◆ **Excerpt provided**:
Small Animal Clinical Pharmacology - CYF MEDICAL DISTRIBUTION

CHAPTER 17 DRUGS USED IN THE MANAGEMENT OF HEART DISEASE AND CARDIAC ARRHYTHMIAS
Formulations and dose rates
There is a large interpatient variation in dose response to warfarin. A
20-fold variability in dose response has been reported in humans, and
veterinarians using warfarin clinically have observed signifi cant variability
in cats. Thus careful patient monitoring is essential and initial
hospitalization while the dose is being stabilized is recommended.
One-stage prothrombin time is the most common coagulation test
used to monitor warfarin therapy. Time of drug administration and
blood sampling should be standardized to optimize interpretation of
results. Veterinarians are advised to consult relevant references to
ensure they are familiar with appropriate protocols for monitoring
warfarin therapy.
Warfarin is available in tablet and injectable formulations. The initial
dose in cats is 0.5 mg q.24 h PO. If used in dogs to prevent thromboembolism,
an initial dose of 0.1–0.2 mg/kg PO has been
recommended.
Pharmacokinetics
Pharmacokinetic data for warfarin in cats have not been
determined. In humans it is rapidly and completely
absorbed after oral administration. It is highly protein
bound (approximately 99% in humans) but there are
wide species variations in the degree of protein binding
– for example, it is less protein bound in horses than in
rats, sheep and swine. Comparative data are lacking for
companion animal species.
Warfarin is predominantly metabolized in the liver to
inactive metabolites that are excreted in urine and bile.
Metabolites excreted in bile undergo enterohepatic recycling
and are eventually eliminated in urine. The plasma
half-life may be several hours to several days, depending
on the patient and possibly on the species.

◆ **Activity**: List every non-human animal species named in the warfarin excerpt. The items have nothing to do with the warfarin excerpt.

◆ **Material provided**:
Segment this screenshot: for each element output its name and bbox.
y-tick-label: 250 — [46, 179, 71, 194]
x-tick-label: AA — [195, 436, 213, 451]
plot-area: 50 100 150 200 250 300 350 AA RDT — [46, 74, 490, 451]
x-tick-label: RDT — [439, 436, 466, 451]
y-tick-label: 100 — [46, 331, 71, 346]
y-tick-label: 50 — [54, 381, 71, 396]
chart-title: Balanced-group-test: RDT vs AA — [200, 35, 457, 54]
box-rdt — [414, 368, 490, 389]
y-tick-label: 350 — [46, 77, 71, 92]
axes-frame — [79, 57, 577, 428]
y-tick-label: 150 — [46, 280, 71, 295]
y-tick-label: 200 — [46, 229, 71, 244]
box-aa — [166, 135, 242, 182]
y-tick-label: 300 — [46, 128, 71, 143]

◆ **The completed task**: Cats, dogs, horses, rats, sheep, swine